-- Exercise directions --
All entries must be repeated exactly; do not include the pictures.
----- Data for this exercise
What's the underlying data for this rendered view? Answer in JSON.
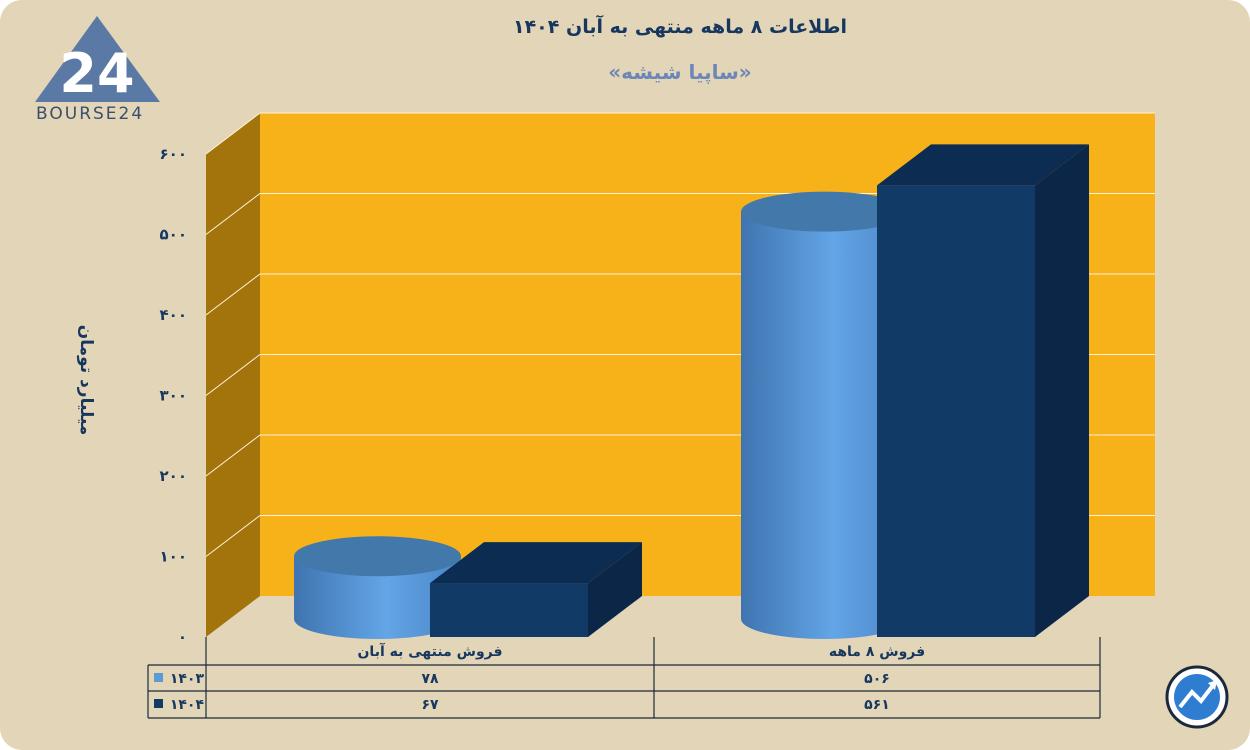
{
  "title": "اطلاعات ۸ ماهه منتهی به آبان ۱۴۰۴",
  "subtitle": "«ساپیا شیشه»",
  "logo_text": "BOURSE24",
  "logo_mark": "24",
  "colors": {
    "background": "#e2d5b8",
    "plot_back": "#f8b219",
    "plot_side": "#a3730c",
    "series_1403": "#5b9bd5",
    "series_1404": "#123a66",
    "text": "#17375e"
  },
  "chart_data": {
    "type": "bar",
    "title": "اطلاعات ۸ ماهه منتهی به آبان ۱۴۰۴",
    "subtitle": "«ساپیا شیشه»",
    "ylabel": "میلیارد تومان",
    "ylim": [
      0,
      600
    ],
    "yticks": [
      0,
      100,
      200,
      300,
      400,
      500,
      600
    ],
    "ytick_labels": [
      "۰",
      "۱۰۰",
      "۲۰۰",
      "۳۰۰",
      "۴۰۰",
      "۵۰۰",
      "۶۰۰"
    ],
    "grid": true,
    "data_table": true,
    "categories": [
      "فروش منتهی به  آبان",
      "فروش ۸  ماهه"
    ],
    "series": [
      {
        "name": "۱۴۰۳",
        "shape": "cylinder",
        "color": "#5b9bd5",
        "values": [
          78,
          506
        ],
        "value_labels": [
          "۷۸",
          "۵۰۶"
        ]
      },
      {
        "name": "۱۴۰۴",
        "shape": "box",
        "color": "#123a66",
        "values": [
          67,
          561
        ],
        "value_labels": [
          "۶۷",
          "۵۶۱"
        ]
      }
    ]
  }
}
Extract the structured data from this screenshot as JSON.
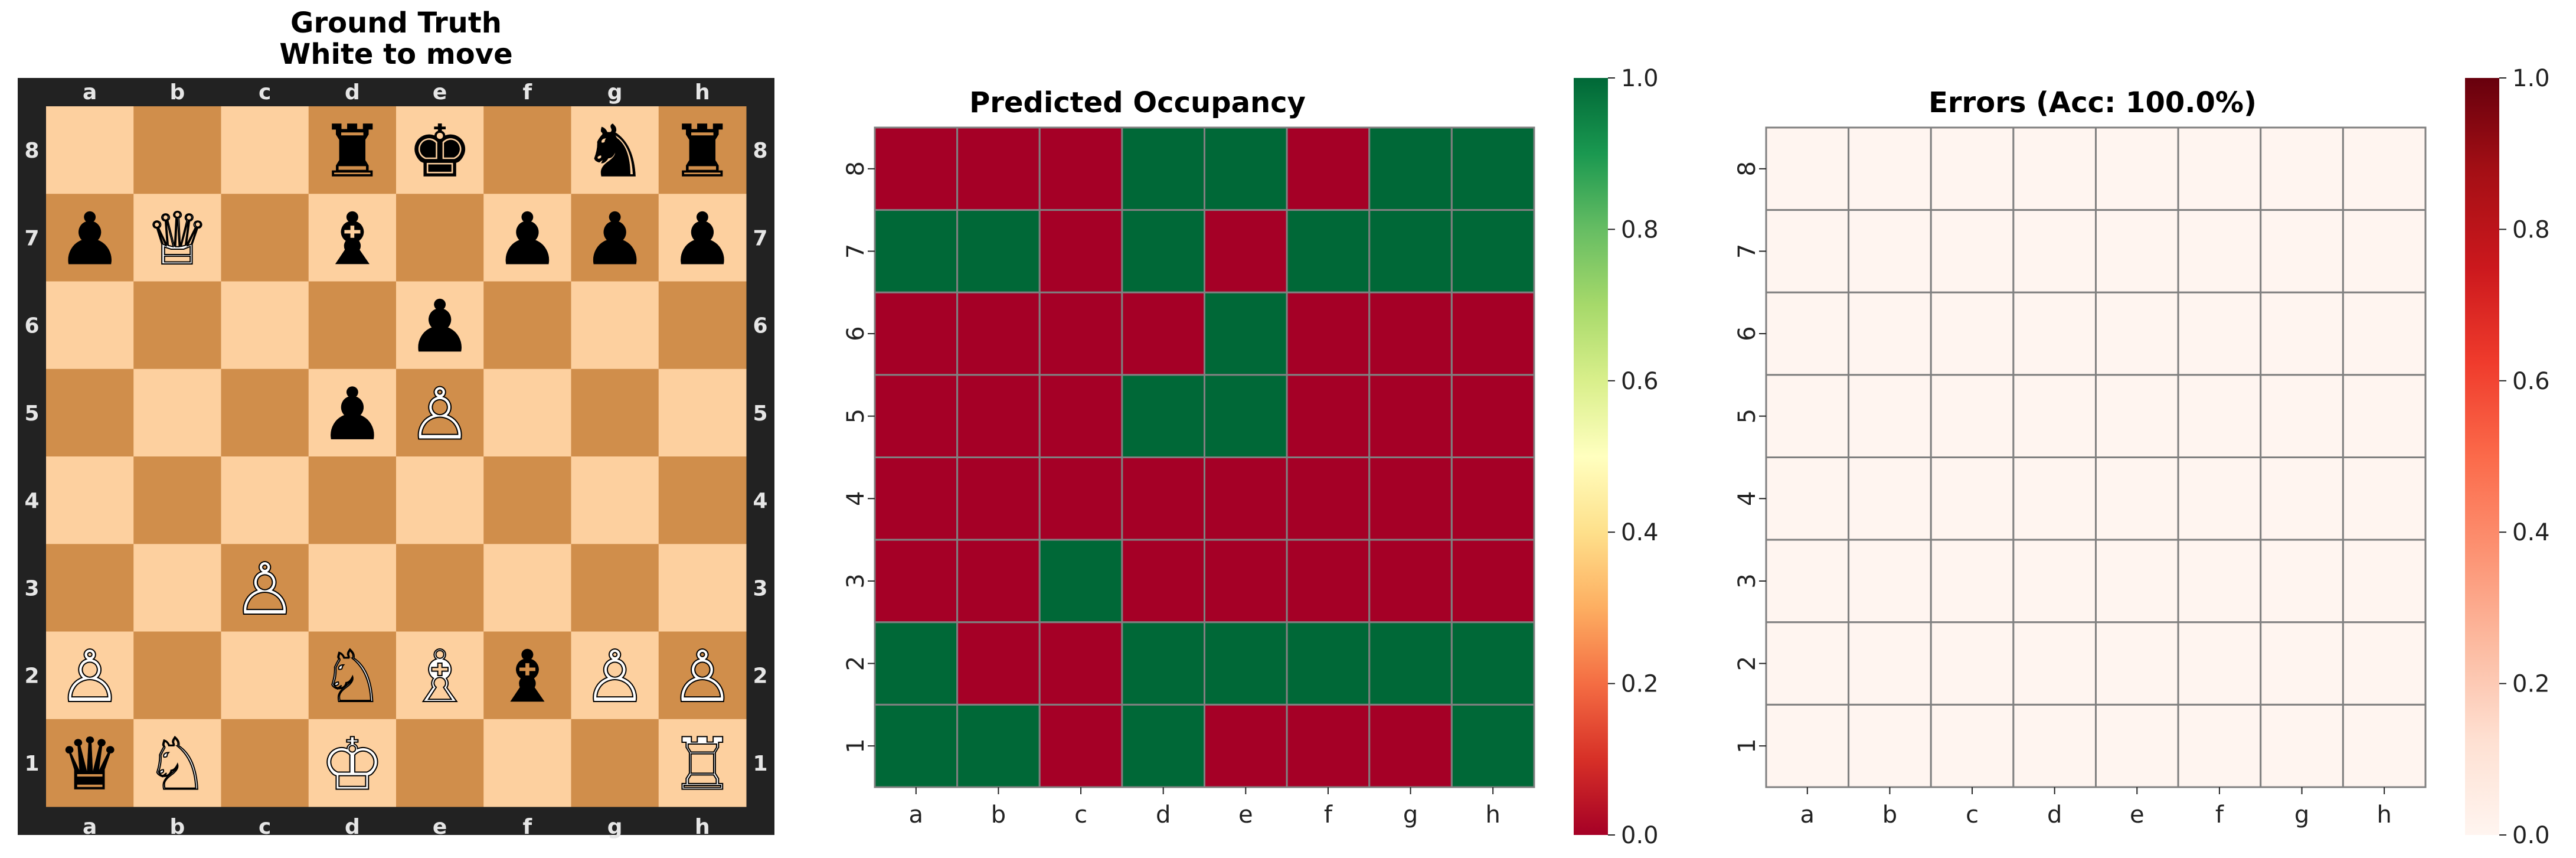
{
  "files": [
    "a",
    "b",
    "c",
    "d",
    "e",
    "f",
    "g",
    "h"
  ],
  "ranks": [
    "8",
    "7",
    "6",
    "5",
    "4",
    "3",
    "2",
    "1"
  ],
  "chart_data": [
    {
      "type": "board",
      "title_line1": "Ground Truth",
      "title_line2": "White to move",
      "colors": {
        "light": "#fdd09f",
        "dark": "#d08e4b",
        "border": "#222222"
      },
      "pieces": [
        {
          "square": "d8",
          "glyph": "♜",
          "color": "black",
          "name": "black-rook"
        },
        {
          "square": "e8",
          "glyph": "♚",
          "color": "black",
          "name": "black-king"
        },
        {
          "square": "g8",
          "glyph": "♞",
          "color": "black",
          "name": "black-knight"
        },
        {
          "square": "h8",
          "glyph": "♜",
          "color": "black",
          "name": "black-rook"
        },
        {
          "square": "a7",
          "glyph": "♟",
          "color": "black",
          "name": "black-pawn"
        },
        {
          "square": "b7",
          "glyph": "♕",
          "color": "white",
          "name": "white-queen"
        },
        {
          "square": "d7",
          "glyph": "♝",
          "color": "black",
          "name": "black-bishop"
        },
        {
          "square": "f7",
          "glyph": "♟",
          "color": "black",
          "name": "black-pawn"
        },
        {
          "square": "g7",
          "glyph": "♟",
          "color": "black",
          "name": "black-pawn"
        },
        {
          "square": "h7",
          "glyph": "♟",
          "color": "black",
          "name": "black-pawn"
        },
        {
          "square": "e6",
          "glyph": "♟",
          "color": "black",
          "name": "black-pawn"
        },
        {
          "square": "d5",
          "glyph": "♟",
          "color": "black",
          "name": "black-pawn"
        },
        {
          "square": "e5",
          "glyph": "♙",
          "color": "white",
          "name": "white-pawn"
        },
        {
          "square": "c3",
          "glyph": "♙",
          "color": "white",
          "name": "white-pawn"
        },
        {
          "square": "a2",
          "glyph": "♙",
          "color": "white",
          "name": "white-pawn"
        },
        {
          "square": "d2",
          "glyph": "♘",
          "color": "white",
          "name": "white-knight"
        },
        {
          "square": "e2",
          "glyph": "♗",
          "color": "white",
          "name": "white-bishop"
        },
        {
          "square": "f2",
          "glyph": "♝",
          "color": "black",
          "name": "black-bishop"
        },
        {
          "square": "g2",
          "glyph": "♙",
          "color": "white",
          "name": "white-pawn"
        },
        {
          "square": "h2",
          "glyph": "♙",
          "color": "white",
          "name": "white-pawn"
        },
        {
          "square": "a1",
          "glyph": "♛",
          "color": "black",
          "name": "black-queen"
        },
        {
          "square": "b1",
          "glyph": "♘",
          "color": "white",
          "name": "white-knight"
        },
        {
          "square": "d1",
          "glyph": "♔",
          "color": "white",
          "name": "white-king"
        },
        {
          "square": "h1",
          "glyph": "♖",
          "color": "white",
          "name": "white-rook"
        }
      ]
    },
    {
      "type": "heatmap",
      "title": "Predicted Occupancy",
      "colormap": "RdYlGn",
      "vmin": 0,
      "vmax": 1,
      "colorbar_ticks": [
        "0.0",
        "0.2",
        "0.4",
        "0.6",
        "0.8",
        "1.0"
      ],
      "rows": [
        "8",
        "7",
        "6",
        "5",
        "4",
        "3",
        "2",
        "1"
      ],
      "cols": [
        "a",
        "b",
        "c",
        "d",
        "e",
        "f",
        "g",
        "h"
      ],
      "values": [
        [
          0,
          0,
          0,
          1,
          1,
          0,
          1,
          1
        ],
        [
          1,
          1,
          0,
          1,
          0,
          1,
          1,
          1
        ],
        [
          0,
          0,
          0,
          0,
          1,
          0,
          0,
          0
        ],
        [
          0,
          0,
          0,
          1,
          1,
          0,
          0,
          0
        ],
        [
          0,
          0,
          0,
          0,
          0,
          0,
          0,
          0
        ],
        [
          0,
          0,
          1,
          0,
          0,
          0,
          0,
          0
        ],
        [
          1,
          0,
          0,
          1,
          1,
          1,
          1,
          1
        ],
        [
          1,
          1,
          0,
          1,
          0,
          0,
          0,
          1
        ]
      ]
    },
    {
      "type": "heatmap",
      "title": "Errors (Acc: 100.0%)",
      "colormap": "Reds",
      "vmin": 0,
      "vmax": 1,
      "colorbar_ticks": [
        "0.0",
        "0.2",
        "0.4",
        "0.6",
        "0.8",
        "1.0"
      ],
      "rows": [
        "8",
        "7",
        "6",
        "5",
        "4",
        "3",
        "2",
        "1"
      ],
      "cols": [
        "a",
        "b",
        "c",
        "d",
        "e",
        "f",
        "g",
        "h"
      ],
      "values": [
        [
          0,
          0,
          0,
          0,
          0,
          0,
          0,
          0
        ],
        [
          0,
          0,
          0,
          0,
          0,
          0,
          0,
          0
        ],
        [
          0,
          0,
          0,
          0,
          0,
          0,
          0,
          0
        ],
        [
          0,
          0,
          0,
          0,
          0,
          0,
          0,
          0
        ],
        [
          0,
          0,
          0,
          0,
          0,
          0,
          0,
          0
        ],
        [
          0,
          0,
          0,
          0,
          0,
          0,
          0,
          0
        ],
        [
          0,
          0,
          0,
          0,
          0,
          0,
          0,
          0
        ],
        [
          0,
          0,
          0,
          0,
          0,
          0,
          0,
          0
        ]
      ]
    }
  ]
}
----------
-- Full answer --
What's the underlying data for this rendered view? Answer in JSON.
{
  "title": "اطلاعات ۸ ماهه منتهی به آبان ۱۴۰۴",
  "subtitle": "«ساپیا شیشه»",
  "logo_text": "BOURSE24",
  "logo_mark": "24",
  "colors": {
    "background": "#e2d5b8",
    "plot_back": "#f8b219",
    "plot_side": "#a3730c",
    "series_1403": "#5b9bd5",
    "series_1404": "#123a66",
    "text": "#17375e"
  },
  "chart_data": {
    "type": "bar",
    "title": "اطلاعات ۸ ماهه منتهی به آبان ۱۴۰۴",
    "subtitle": "«ساپیا شیشه»",
    "ylabel": "میلیارد تومان",
    "ylim": [
      0,
      600
    ],
    "yticks": [
      0,
      100,
      200,
      300,
      400,
      500,
      600
    ],
    "ytick_labels": [
      "۰",
      "۱۰۰",
      "۲۰۰",
      "۳۰۰",
      "۴۰۰",
      "۵۰۰",
      "۶۰۰"
    ],
    "grid": true,
    "data_table": true,
    "categories": [
      "فروش منتهی به  آبان",
      "فروش ۸  ماهه"
    ],
    "series": [
      {
        "name": "۱۴۰۳",
        "shape": "cylinder",
        "color": "#5b9bd5",
        "values": [
          78,
          506
        ],
        "value_labels": [
          "۷۸",
          "۵۰۶"
        ]
      },
      {
        "name": "۱۴۰۴",
        "shape": "box",
        "color": "#123a66",
        "values": [
          67,
          561
        ],
        "value_labels": [
          "۶۷",
          "۵۶۱"
        ]
      }
    ]
  }
}
Extract the structured data from this screenshot as JSON.
{
  "files": [
    "a",
    "b",
    "c",
    "d",
    "e",
    "f",
    "g",
    "h"
  ],
  "ranks": [
    "8",
    "7",
    "6",
    "5",
    "4",
    "3",
    "2",
    "1"
  ],
  "chart_data": [
    {
      "type": "board",
      "title_line1": "Ground Truth",
      "title_line2": "White to move",
      "colors": {
        "light": "#fdd09f",
        "dark": "#d08e4b",
        "border": "#222222"
      },
      "pieces": [
        {
          "square": "d8",
          "glyph": "♜",
          "color": "black",
          "name": "black-rook"
        },
        {
          "square": "e8",
          "glyph": "♚",
          "color": "black",
          "name": "black-king"
        },
        {
          "square": "g8",
          "glyph": "♞",
          "color": "black",
          "name": "black-knight"
        },
        {
          "square": "h8",
          "glyph": "♜",
          "color": "black",
          "name": "black-rook"
        },
        {
          "square": "a7",
          "glyph": "♟",
          "color": "black",
          "name": "black-pawn"
        },
        {
          "square": "b7",
          "glyph": "♕",
          "color": "white",
          "name": "white-queen"
        },
        {
          "square": "d7",
          "glyph": "♝",
          "color": "black",
          "name": "black-bishop"
        },
        {
          "square": "f7",
          "glyph": "♟",
          "color": "black",
          "name": "black-pawn"
        },
        {
          "square": "g7",
          "glyph": "♟",
          "color": "black",
          "name": "black-pawn"
        },
        {
          "square": "h7",
          "glyph": "♟",
          "color": "black",
          "name": "black-pawn"
        },
        {
          "square": "e6",
          "glyph": "♟",
          "color": "black",
          "name": "black-pawn"
        },
        {
          "square": "d5",
          "glyph": "♟",
          "color": "black",
          "name": "black-pawn"
        },
        {
          "square": "e5",
          "glyph": "♙",
          "color": "white",
          "name": "white-pawn"
        },
        {
          "square": "c3",
          "glyph": "♙",
          "color": "white",
          "name": "white-pawn"
        },
        {
          "square": "a2",
          "glyph": "♙",
          "color": "white",
          "name": "white-pawn"
        },
        {
          "square": "d2",
          "glyph": "♘",
          "color": "white",
          "name": "white-knight"
        },
        {
          "square": "e2",
          "glyph": "♗",
          "color": "white",
          "name": "white-bishop"
        },
        {
          "square": "f2",
          "glyph": "♝",
          "color": "black",
          "name": "black-bishop"
        },
        {
          "square": "g2",
          "glyph": "♙",
          "color": "white",
          "name": "white-pawn"
        },
        {
          "square": "h2",
          "glyph": "♙",
          "color": "white",
          "name": "white-pawn"
        },
        {
          "square": "a1",
          "glyph": "♛",
          "color": "black",
          "name": "black-queen"
        },
        {
          "square": "b1",
          "glyph": "♘",
          "color": "white",
          "name": "white-knight"
        },
        {
          "square": "d1",
          "glyph": "♔",
          "color": "white",
          "name": "white-king"
        },
        {
          "square": "h1",
          "glyph": "♖",
          "color": "white",
          "name": "white-rook"
        }
      ]
    },
    {
      "type": "heatmap",
      "title": "Predicted Occupancy",
      "colormap": "RdYlGn",
      "vmin": 0,
      "vmax": 1,
      "colorbar_ticks": [
        "0.0",
        "0.2",
        "0.4",
        "0.6",
        "0.8",
        "1.0"
      ],
      "rows": [
        "8",
        "7",
        "6",
        "5",
        "4",
        "3",
        "2",
        "1"
      ],
      "cols": [
        "a",
        "b",
        "c",
        "d",
        "e",
        "f",
        "g",
        "h"
      ],
      "values": [
        [
          0,
          0,
          0,
          1,
          1,
          0,
          1,
          1
        ],
        [
          1,
          1,
          0,
          1,
          0,
          1,
          1,
          1
        ],
        [
          0,
          0,
          0,
          0,
          1,
          0,
          0,
          0
        ],
        [
          0,
          0,
          0,
          1,
          1,
          0,
          0,
          0
        ],
        [
          0,
          0,
          0,
          0,
          0,
          0,
          0,
          0
        ],
        [
          0,
          0,
          1,
          0,
          0,
          0,
          0,
          0
        ],
        [
          1,
          0,
          0,
          1,
          1,
          1,
          1,
          1
        ],
        [
          1,
          1,
          0,
          1,
          0,
          0,
          0,
          1
        ]
      ]
    },
    {
      "type": "heatmap",
      "title": "Errors (Acc: 100.0%)",
      "colormap": "Reds",
      "vmin": 0,
      "vmax": 1,
      "colorbar_ticks": [
        "0.0",
        "0.2",
        "0.4",
        "0.6",
        "0.8",
        "1.0"
      ],
      "rows": [
        "8",
        "7",
        "6",
        "5",
        "4",
        "3",
        "2",
        "1"
      ],
      "cols": [
        "a",
        "b",
        "c",
        "d",
        "e",
        "f",
        "g",
        "h"
      ],
      "values": [
        [
          0,
          0,
          0,
          0,
          0,
          0,
          0,
          0
        ],
        [
          0,
          0,
          0,
          0,
          0,
          0,
          0,
          0
        ],
        [
          0,
          0,
          0,
          0,
          0,
          0,
          0,
          0
        ],
        [
          0,
          0,
          0,
          0,
          0,
          0,
          0,
          0
        ],
        [
          0,
          0,
          0,
          0,
          0,
          0,
          0,
          0
        ],
        [
          0,
          0,
          0,
          0,
          0,
          0,
          0,
          0
        ],
        [
          0,
          0,
          0,
          0,
          0,
          0,
          0,
          0
        ],
        [
          0,
          0,
          0,
          0,
          0,
          0,
          0,
          0
        ]
      ]
    }
  ]
}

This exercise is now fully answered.